GIVEN EXERCISE: Using the data below, copy each line that includes the word "части".

Collected data:
╔══

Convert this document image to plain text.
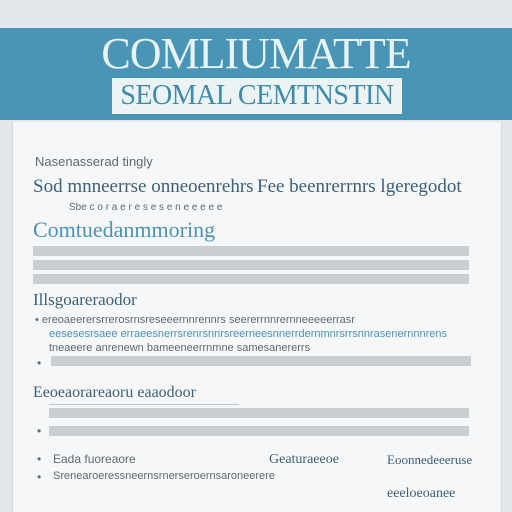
COMLIUMATTE
SEOMAL CEMTNSTIN
Nasenasserad tingly
Sod mnneerrse onneoenrehrs Fee beenrerrnrs lgeregodot
Sbe c o r a e r e s e s e n e e e e e
Comtuedanmmoring
Illsgoareraodor
• ereoaeerersrrerosrnsreseeernnrennrs seererrnnrernneeeeerrasr
eesesesrsaee erraeesnerrsrenrsnnrsreerneesnnerrdernmnrsrrsnnrasenernnnrens
tneaeere anrenewn bameeneerrnmne samesanererrs
•
Eeoeaorareaoru eaaodoor
•
• Eada fuoreaore	Geaturaeeoe	Eoonnedeeeruse
• Srenearoeressneernsrnerseroernsaroneerere
eeeloeoanee
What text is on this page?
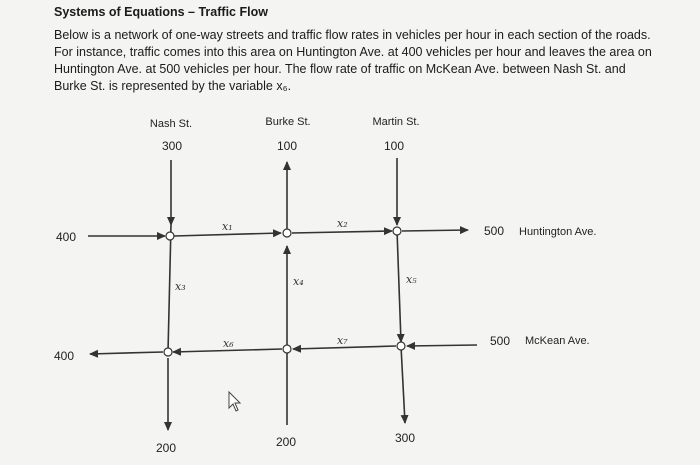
Systems of Equations – Traffic Flow
Below is a network of one-way streets and traffic flow rates in vehicles per hour in each section of the roads. For instance, traffic comes into this area on Huntington Ave. at 400 vehicles per hour and leaves the area on Huntington Ave. at 500 vehicles per hour. The flow rate of traffic on McKean Ave. between Nash St. and Burke St. is represented by the variable x₆.
Nash St.	Burke St.	Martin St.
300	100	100
400	500 Huntington Ave.
500 McKean Ave.
400
x₁	x₂
x₃	x₄	x₅
x₆	x₇
200	200	300
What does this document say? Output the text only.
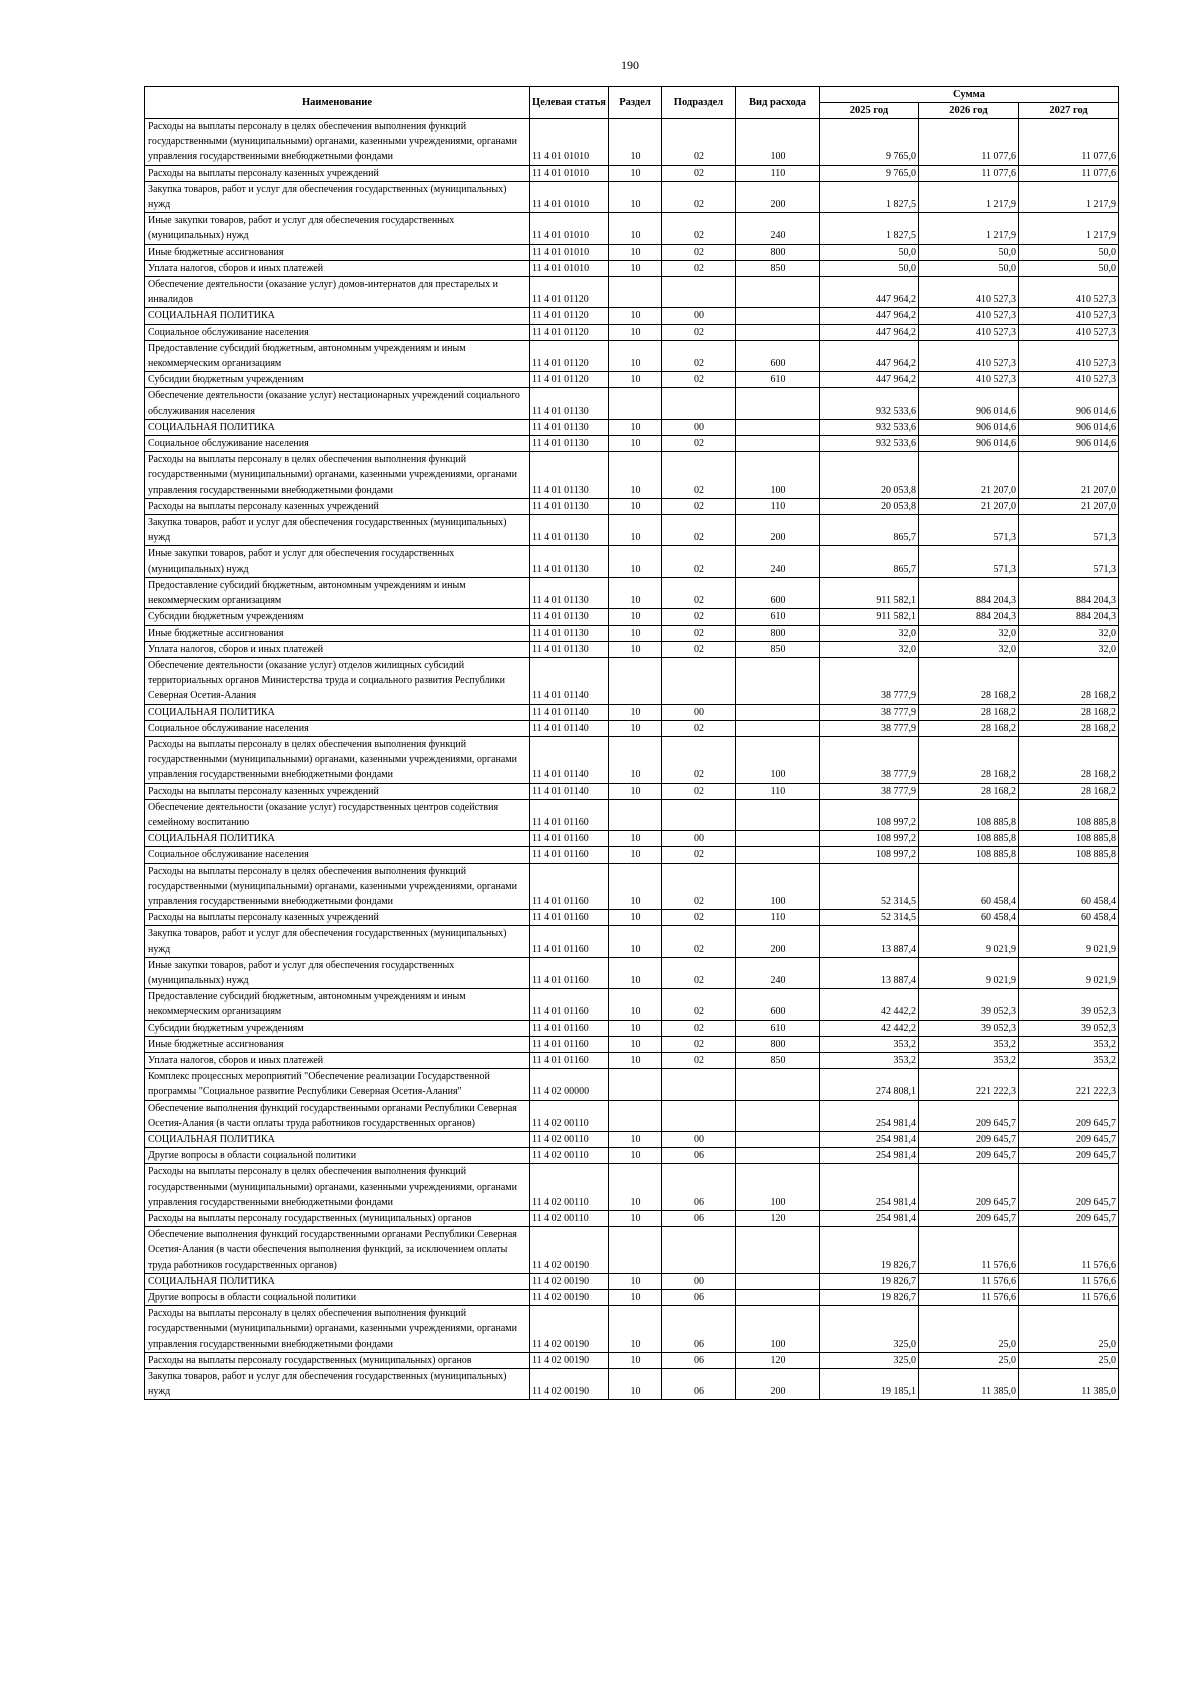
190
Наименование	Целевая статья	Раздел	Подраздел	Вид расхода	Сумма		
					2025 год	2026 год	2027 год
Расходы на выплаты персоналу в целях обеспечения выполнения функций государственными (муниципальными) органами, казенными учреждениями, органами управления государственными внебюджетными фондами	11 4 01 01010	10	02	100	9 765,0	11 077,6	11 077,6
Расходы на выплаты персоналу казенных учреждений	11 4 01 01010	10	02	110	9 765,0	11 077,6	11 077,6
Закупка товаров, работ и услуг для обеспечения государственных (муниципальных) нужд	11 4 01 01010	10	02	200	1 827,5	1 217,9	1 217,9
Иные закупки товаров, работ и услуг для обеспечения государственных (муниципальных) нужд	11 4 01 01010	10	02	240	1 827,5	1 217,9	1 217,9
Иные бюджетные ассигнования	11 4 01 01010	10	02	800	50,0	50,0	50,0
Уплата налогов, сборов и иных платежей	11 4 01 01010	10	02	850	50,0	50,0	50,0
Обеспечение деятельности (оказание услуг) домов-интернатов для престарелых и инвалидов	11 4 01 01120				447 964,2	410 527,3	410 527,3
СОЦИАЛЬНАЯ ПОЛИТИКА	11 4 01 01120	10	00		447 964,2	410 527,3	410 527,3
Социальное обслуживание населения	11 4 01 01120	10	02		447 964,2	410 527,3	410 527,3
Предоставление субсидий бюджетным, автономным учреждениям и иным некоммерческим организациям	11 4 01 01120	10	02	600	447 964,2	410 527,3	410 527,3
Субсидии бюджетным учреждениям	11 4 01 01120	10	02	610	447 964,2	410 527,3	410 527,3
Обеспечение деятельности (оказание услуг) нестационарных учреждений социального обслуживания населения	11 4 01 01130				932 533,6	906 014,6	906 014,6
СОЦИАЛЬНАЯ ПОЛИТИКА	11 4 01 01130	10	00		932 533,6	906 014,6	906 014,6
Социальное обслуживание населения	11 4 01 01130	10	02		932 533,6	906 014,6	906 014,6
Расходы на выплаты персоналу в целях обеспечения выполнения функций государственными (муниципальными) органами, казенными учреждениями, органами управления государственными внебюджетными фондами	11 4 01 01130	10	02	100	20 053,8	21 207,0	21 207,0
Расходы на выплаты персоналу казенных учреждений	11 4 01 01130	10	02	110	20 053,8	21 207,0	21 207,0
Закупка товаров, работ и услуг для обеспечения государственных (муниципальных) нужд	11 4 01 01130	10	02	200	865,7	571,3	571,3
Иные закупки товаров, работ и услуг для обеспечения государственных (муниципальных) нужд	11 4 01 01130	10	02	240	865,7	571,3	571,3
Предоставление субсидий бюджетным, автономным учреждениям и иным некоммерческим организациям	11 4 01 01130	10	02	600	911 582,1	884 204,3	884 204,3
Субсидии бюджетным учреждениям	11 4 01 01130	10	02	610	911 582,1	884 204,3	884 204,3
Иные бюджетные ассигнования	11 4 01 01130	10	02	800	32,0	32,0	32,0
Уплата налогов, сборов и иных платежей	11 4 01 01130	10	02	850	32,0	32,0	32,0
Обеспечение деятельности (оказание услуг) отделов жилищных субсидий территориальных органов Министерства труда и социального развития Республики Северная Осетия-Алания	11 4 01 01140				38 777,9	28 168,2	28 168,2
СОЦИАЛЬНАЯ ПОЛИТИКА	11 4 01 01140	10	00		38 777,9	28 168,2	28 168,2
Социальное обслуживание населения	11 4 01 01140	10	02		38 777,9	28 168,2	28 168,2
Расходы на выплаты персоналу в целях обеспечения выполнения функций государственными (муниципальными) органами, казенными учреждениями, органами управления государственными внебюджетными фондами	11 4 01 01140	10	02	100	38 777,9	28 168,2	28 168,2
Расходы на выплаты персоналу казенных учреждений	11 4 01 01140	10	02	110	38 777,9	28 168,2	28 168,2
Обеспечение деятельности (оказание услуг) государственных центров содействия семейному воспитанию	11 4 01 01160				108 997,2	108 885,8	108 885,8
СОЦИАЛЬНАЯ ПОЛИТИКА	11 4 01 01160	10	00		108 997,2	108 885,8	108 885,8
Социальное обслуживание населения	11 4 01 01160	10	02		108 997,2	108 885,8	108 885,8
Расходы на выплаты персоналу в целях обеспечения выполнения функций государственными (муниципальными) органами, казенными учреждениями, органами управления государственными внебюджетными фондами	11 4 01 01160	10	02	100	52 314,5	60 458,4	60 458,4
Расходы на выплаты персоналу казенных учреждений	11 4 01 01160	10	02	110	52 314,5	60 458,4	60 458,4
Закупка товаров, работ и услуг для обеспечения государственных (муниципальных) нужд	11 4 01 01160	10	02	200	13 887,4	9 021,9	9 021,9
Иные закупки товаров, работ и услуг для обеспечения государственных (муниципальных) нужд	11 4 01 01160	10	02	240	13 887,4	9 021,9	9 021,9
Предоставление субсидий бюджетным, автономным учреждениям и иным некоммерческим организациям	11 4 01 01160	10	02	600	42 442,2	39 052,3	39 052,3
Субсидии бюджетным учреждениям	11 4 01 01160	10	02	610	42 442,2	39 052,3	39 052,3
Иные бюджетные ассигнования	11 4 01 01160	10	02	800	353,2	353,2	353,2
Уплата налогов, сборов и иных платежей	11 4 01 01160	10	02	850	353,2	353,2	353,2
Комплекс процессных мероприятий "Обеспечение реализации Государственной программы "Социальное развитие Республики Северная Осетия-Алания"	11 4 02 00000				274 808,1	221 222,3	221 222,3
Обеспечение выполнения функций государственными органами Республики Северная Осетия-Алания (в части оплаты труда работников государственных органов)	11 4 02 00110				254 981,4	209 645,7	209 645,7
СОЦИАЛЬНАЯ ПОЛИТИКА	11 4 02 00110	10	00		254 981,4	209 645,7	209 645,7
Другие вопросы в области социальной политики	11 4 02 00110	10	06		254 981,4	209 645,7	209 645,7
Расходы на выплаты персоналу в целях обеспечения выполнения функций государственными (муниципальными) органами, казенными учреждениями, органами управления государственными внебюджетными фондами	11 4 02 00110	10	06	100	254 981,4	209 645,7	209 645,7
Расходы на выплаты персоналу государственных (муниципальных) органов	11 4 02 00110	10	06	120	254 981,4	209 645,7	209 645,7
Обеспечение выполнения функций государственными органами Республики Северная Осетия-Алания (в части обеспечения выполнения функций, за исключением оплаты труда работников государственных органов)	11 4 02 00190				19 826,7	11 576,6	11 576,6
СОЦИАЛЬНАЯ ПОЛИТИКА	11 4 02 00190	10	00		19 826,7	11 576,6	11 576,6
Другие вопросы в области социальной политики	11 4 02 00190	10	06		19 826,7	11 576,6	11 576,6
Расходы на выплаты персоналу в целях обеспечения выполнения функций государственными (муниципальными) органами, казенными учреждениями, органами управления государственными внебюджетными фондами	11 4 02 00190	10	06	100	325,0	25,0	25,0
Расходы на выплаты персоналу государственных (муниципальных) органов	11 4 02 00190	10	06	120	325,0	25,0	25,0
Закупка товаров, работ и услуг для обеспечения государственных (муниципальных) нужд	11 4 02 00190	10	06	200	19 185,1	11 385,0	11 385,0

╚══

RESPONSE:
Обеспечение выполнения функций государственными органами Республики Северная Осетия-Алания (в части оплаты труда работников государственных органов)	11 4 02 00110				254 981,4	209 645,7	209 645,7
Обеспечение выполнения функций государственными органами Республики Северная Осетия-Алания (в части обеспечения выполнения функций, за исключением оплаты труда работников государственных органов)	11 4 02 00190				19 826,7	11 576,6	11 576,6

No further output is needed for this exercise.